Quellenauszug >>
Peking (Reuters) – Chinas Exportmotor bleibt nach dem Ausbruch des Handelskriegs mit den USA überraschend auf Touren.
Auch dank reger Nachfrage aus dem asiatischen Raum sowie aus Europa legten die Ausfuhren im April um 8,1 Prozent im Vergleich zum Vorjahresmonat zu. Und dies trotz eines Einbruchs im US-Geschäft, wie die Zollbehörde am Freitag in Peking weiter mitteilte. Von Reuters befragte Experten hatten nur ein chinesisches Export-Plus von 1,9 Prozent erwartet, nach 12,4 Prozent im März.
“Selten war die Spanne der Schätzungen unter Ökonomen so groß wie dieses Mal, und dennoch hatte kaum jemand einen derart starken Anstieg der Exporte auf dem Radar”, sagte LBBW-Analyst Sandro Pannagl. “Anstatt den direkten Weg in die USA zu nehmen, scheinen chinesische Produkte nun in großem Umfang über Südostasien geleitet zu werden”, so seine Analyse.

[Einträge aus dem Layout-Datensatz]
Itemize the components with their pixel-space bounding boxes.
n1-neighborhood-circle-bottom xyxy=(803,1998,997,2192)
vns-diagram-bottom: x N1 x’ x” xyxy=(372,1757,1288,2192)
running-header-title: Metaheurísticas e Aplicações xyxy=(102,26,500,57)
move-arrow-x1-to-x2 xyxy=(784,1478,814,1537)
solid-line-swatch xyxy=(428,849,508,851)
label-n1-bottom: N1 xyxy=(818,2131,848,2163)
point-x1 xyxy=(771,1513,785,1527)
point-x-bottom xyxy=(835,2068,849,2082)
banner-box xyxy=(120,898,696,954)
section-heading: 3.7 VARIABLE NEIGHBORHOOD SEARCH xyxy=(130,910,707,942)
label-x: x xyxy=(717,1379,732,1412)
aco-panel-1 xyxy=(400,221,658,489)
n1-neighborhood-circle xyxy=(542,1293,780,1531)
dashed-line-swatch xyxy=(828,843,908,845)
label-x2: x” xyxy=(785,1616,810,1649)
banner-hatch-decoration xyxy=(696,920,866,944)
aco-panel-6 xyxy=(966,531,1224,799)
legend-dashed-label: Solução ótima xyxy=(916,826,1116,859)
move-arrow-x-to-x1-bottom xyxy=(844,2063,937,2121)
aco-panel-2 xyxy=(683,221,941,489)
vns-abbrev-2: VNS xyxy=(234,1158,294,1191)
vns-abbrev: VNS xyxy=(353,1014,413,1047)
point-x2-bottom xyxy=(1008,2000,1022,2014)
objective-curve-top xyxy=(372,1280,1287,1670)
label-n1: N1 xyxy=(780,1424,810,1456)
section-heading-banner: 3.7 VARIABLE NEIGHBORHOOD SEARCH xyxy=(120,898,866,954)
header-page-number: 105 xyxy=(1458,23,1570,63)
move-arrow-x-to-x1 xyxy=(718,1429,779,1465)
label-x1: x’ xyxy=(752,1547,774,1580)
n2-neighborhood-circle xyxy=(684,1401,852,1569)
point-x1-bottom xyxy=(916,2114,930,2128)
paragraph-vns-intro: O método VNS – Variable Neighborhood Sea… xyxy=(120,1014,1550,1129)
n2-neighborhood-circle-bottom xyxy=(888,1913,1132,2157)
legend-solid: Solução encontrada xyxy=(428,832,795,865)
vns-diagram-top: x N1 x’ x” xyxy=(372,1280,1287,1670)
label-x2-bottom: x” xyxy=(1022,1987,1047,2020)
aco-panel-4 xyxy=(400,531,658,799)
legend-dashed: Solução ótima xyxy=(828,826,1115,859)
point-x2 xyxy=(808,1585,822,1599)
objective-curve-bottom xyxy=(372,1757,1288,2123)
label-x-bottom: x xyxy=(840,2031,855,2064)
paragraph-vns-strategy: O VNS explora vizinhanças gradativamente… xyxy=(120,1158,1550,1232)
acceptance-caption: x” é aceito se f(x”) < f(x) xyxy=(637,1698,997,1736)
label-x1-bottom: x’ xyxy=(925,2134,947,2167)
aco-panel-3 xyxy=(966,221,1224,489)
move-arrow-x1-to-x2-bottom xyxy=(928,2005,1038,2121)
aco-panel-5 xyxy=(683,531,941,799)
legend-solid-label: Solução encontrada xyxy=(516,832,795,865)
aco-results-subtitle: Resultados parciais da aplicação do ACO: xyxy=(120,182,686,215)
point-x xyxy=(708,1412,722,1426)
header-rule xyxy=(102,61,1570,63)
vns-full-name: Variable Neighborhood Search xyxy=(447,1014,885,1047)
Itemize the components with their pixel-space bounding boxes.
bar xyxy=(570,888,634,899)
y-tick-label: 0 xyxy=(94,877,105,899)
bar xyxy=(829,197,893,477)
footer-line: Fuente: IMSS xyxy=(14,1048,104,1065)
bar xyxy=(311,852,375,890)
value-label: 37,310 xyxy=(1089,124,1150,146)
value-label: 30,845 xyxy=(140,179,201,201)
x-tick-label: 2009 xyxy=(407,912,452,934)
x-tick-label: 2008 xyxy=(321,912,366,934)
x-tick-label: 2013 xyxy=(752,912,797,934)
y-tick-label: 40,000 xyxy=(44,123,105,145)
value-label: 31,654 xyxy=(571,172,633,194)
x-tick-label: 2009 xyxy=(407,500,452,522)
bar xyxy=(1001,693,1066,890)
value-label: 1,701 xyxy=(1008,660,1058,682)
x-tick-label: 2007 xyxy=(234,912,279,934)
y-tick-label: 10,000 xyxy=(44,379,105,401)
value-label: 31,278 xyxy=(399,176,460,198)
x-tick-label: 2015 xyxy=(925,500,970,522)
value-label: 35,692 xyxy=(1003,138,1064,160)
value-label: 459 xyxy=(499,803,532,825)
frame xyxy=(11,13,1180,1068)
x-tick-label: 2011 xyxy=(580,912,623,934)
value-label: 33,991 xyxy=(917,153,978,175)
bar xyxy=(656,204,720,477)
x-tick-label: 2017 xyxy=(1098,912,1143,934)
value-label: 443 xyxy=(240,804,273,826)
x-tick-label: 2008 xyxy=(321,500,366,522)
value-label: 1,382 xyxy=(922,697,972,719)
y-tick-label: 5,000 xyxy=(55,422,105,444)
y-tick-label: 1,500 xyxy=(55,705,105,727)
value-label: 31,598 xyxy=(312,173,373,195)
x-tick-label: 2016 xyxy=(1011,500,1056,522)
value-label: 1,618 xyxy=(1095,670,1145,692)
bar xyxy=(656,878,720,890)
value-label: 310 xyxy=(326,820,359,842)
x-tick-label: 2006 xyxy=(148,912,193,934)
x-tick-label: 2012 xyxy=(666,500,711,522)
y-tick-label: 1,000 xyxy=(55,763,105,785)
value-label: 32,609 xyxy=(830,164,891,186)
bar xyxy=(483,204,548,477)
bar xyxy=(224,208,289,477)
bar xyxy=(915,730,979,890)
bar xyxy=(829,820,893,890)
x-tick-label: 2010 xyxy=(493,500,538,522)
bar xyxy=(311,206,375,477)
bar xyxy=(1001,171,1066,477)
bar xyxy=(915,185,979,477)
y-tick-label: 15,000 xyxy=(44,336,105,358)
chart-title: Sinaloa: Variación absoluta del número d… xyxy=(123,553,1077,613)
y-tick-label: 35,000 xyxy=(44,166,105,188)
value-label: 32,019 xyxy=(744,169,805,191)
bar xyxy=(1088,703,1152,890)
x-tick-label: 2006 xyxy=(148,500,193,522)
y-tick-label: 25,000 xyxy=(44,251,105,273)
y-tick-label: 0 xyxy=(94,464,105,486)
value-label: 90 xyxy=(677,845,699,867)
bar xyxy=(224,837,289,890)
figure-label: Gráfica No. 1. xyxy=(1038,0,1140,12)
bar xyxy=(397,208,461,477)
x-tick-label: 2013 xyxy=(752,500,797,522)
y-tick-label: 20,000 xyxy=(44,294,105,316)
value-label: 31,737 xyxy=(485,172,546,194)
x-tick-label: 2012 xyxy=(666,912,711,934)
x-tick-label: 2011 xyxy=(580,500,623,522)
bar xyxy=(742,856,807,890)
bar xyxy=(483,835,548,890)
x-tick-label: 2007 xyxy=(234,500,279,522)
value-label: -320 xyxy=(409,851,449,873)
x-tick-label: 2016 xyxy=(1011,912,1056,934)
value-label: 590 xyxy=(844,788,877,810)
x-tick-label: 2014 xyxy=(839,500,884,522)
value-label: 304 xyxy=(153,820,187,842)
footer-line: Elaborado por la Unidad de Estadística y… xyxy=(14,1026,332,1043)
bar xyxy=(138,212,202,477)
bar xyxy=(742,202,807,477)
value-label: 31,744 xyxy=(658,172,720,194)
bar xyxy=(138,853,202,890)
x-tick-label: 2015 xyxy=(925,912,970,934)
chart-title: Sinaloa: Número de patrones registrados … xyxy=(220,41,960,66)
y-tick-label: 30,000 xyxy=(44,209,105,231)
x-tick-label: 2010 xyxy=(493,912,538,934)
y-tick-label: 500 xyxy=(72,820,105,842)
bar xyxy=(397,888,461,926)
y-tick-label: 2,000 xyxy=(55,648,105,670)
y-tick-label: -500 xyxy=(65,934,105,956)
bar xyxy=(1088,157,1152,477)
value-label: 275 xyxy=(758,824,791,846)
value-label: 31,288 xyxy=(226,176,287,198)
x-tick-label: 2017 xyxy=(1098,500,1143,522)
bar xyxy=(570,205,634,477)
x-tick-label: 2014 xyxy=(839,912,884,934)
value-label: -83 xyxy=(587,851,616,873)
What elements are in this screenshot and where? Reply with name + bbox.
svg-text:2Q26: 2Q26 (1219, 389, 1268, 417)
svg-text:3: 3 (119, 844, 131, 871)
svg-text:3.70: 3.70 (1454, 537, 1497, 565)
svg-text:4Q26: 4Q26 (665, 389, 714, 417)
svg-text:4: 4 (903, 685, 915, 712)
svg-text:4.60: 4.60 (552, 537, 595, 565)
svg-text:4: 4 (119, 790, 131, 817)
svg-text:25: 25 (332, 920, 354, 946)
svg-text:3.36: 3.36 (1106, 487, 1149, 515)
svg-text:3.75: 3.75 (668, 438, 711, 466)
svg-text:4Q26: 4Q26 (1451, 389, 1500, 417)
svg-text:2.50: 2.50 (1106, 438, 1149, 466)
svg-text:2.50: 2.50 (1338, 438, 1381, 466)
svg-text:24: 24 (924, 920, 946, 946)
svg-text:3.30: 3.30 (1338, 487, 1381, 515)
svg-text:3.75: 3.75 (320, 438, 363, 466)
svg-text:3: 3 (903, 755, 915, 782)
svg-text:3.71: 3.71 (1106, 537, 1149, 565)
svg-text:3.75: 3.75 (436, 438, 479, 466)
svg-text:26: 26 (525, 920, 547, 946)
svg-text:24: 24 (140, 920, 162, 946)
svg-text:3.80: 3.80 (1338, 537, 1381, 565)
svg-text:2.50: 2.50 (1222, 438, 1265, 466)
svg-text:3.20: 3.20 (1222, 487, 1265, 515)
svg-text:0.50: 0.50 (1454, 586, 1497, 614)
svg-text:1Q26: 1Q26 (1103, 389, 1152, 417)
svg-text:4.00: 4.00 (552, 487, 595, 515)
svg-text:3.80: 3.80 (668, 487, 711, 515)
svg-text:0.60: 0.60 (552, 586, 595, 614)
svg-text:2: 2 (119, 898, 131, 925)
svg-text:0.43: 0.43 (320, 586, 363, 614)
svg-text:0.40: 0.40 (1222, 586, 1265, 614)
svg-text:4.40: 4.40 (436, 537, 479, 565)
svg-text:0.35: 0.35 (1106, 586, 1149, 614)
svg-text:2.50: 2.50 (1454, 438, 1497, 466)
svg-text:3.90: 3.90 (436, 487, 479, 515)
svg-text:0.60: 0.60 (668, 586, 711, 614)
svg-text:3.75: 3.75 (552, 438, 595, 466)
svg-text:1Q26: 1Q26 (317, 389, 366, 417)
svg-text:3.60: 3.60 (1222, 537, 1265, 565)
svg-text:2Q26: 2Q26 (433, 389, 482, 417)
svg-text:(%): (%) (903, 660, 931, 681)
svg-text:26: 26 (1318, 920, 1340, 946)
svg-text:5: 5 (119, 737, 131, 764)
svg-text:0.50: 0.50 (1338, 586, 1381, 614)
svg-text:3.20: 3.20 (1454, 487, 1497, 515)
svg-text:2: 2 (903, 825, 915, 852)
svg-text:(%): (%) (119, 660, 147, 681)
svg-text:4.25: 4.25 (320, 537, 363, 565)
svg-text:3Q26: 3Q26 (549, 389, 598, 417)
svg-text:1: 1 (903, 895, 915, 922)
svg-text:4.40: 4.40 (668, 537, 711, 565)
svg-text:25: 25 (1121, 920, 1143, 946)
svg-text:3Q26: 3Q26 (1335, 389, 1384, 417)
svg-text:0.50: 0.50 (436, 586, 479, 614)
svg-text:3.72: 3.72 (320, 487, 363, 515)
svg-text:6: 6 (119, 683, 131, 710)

Zu erledigen >>
• 1. Geben Sie an, um wie viel Prozent Chinas Ausfuhren im April laut dem Artikel über Chinas Exporte im Vergleich zum Vorjahresmonat gestiegen sind.
• 2. Setzen Sie den Artikel über Chinas Exporte im Anschluss an seinen letzten Satz fort.

Antworten der Reihe nach >>
• 1. Um 8,1 Prozent.

• 2.
US-Präsident Donald Trump hatte im April einen Zoll von 145 Prozent auf chinesische Waren angeordnet, den die Volksrepublik mit einem Gegenzoll von 125 Prozent auf amerikanische Güter konterte. Die Lieferungen in die Vereinigten Staaten brachen aufgrund der Zölle um 21 Prozent auf 33 Milliarden Dollar ein. “Die Spuren des Handelskrieges zwischen den USA und China sind in den jüngsten Handelszahlen für April sichtbar, aber nicht so dramatisch, wie manche Berichte über den Totalzusammenbruch des bilateralen Handels suggerieren”, analysiert Cyrus de la Rubia,Chefvolkswirt der Hamburg Commercial Bank.Dass die Ausfuhren trotz der hohen Handelshürde beim wichtigsten Kunden USA insgesamt deutlich zulegten, ist vor allem auf die starke Nachfrage aus südostasiatischen Ländern wie Vietnam und Thailand zurückzuführen. “Diese Länder haben ihre Produktion hochgefahren”, sagte die China-Direktorin des Beratungsunternehmens Eurasia Group, Dan Wang. Auch sie wurden am 2. April mit hohen US-Zöllen belegt, die jedoch für 90 Tage ausgesetzt worden sind. Sie nutzen die Verschnaufpause, um so viel wie möglich in die Vereinigten Staaten zu liefern. “Ihre Produktion ist in hohem Maße von Chinas Rohstoff- und Industrieexporten abhängig”, sagte Wang. “Das hat die chinesischen Exporte dorthin angekurbelt.” Die Lieferungen in die sogenannten Asean-Länder schnellten im April um 20,8 Prozent nach oben auf mehr als 60 Milliarden Dollar. Die Ausfuhren in die Europäische Union wuchsen um 8,3 Prozent auf 46,7 Milliarden Dollar.
“KANN SICH SCHNELL VERSCHLECHTERN”
Experten rechnen auch für Mai und Juni damit, dass die Nachfrage aus Asien einen möglichen Einbruch des US-Geschäfts ausgleichen kann. “Die Handelsdaten könnten sich jedoch recht schnell verschlechtern, wenn die 145-prozentigen Zölle auf China weiter in Kraft bleiben und die Gespräche der Asean-Länder mit der Trump-Regierung keine Fortschritte erzielen”, betonte Wang.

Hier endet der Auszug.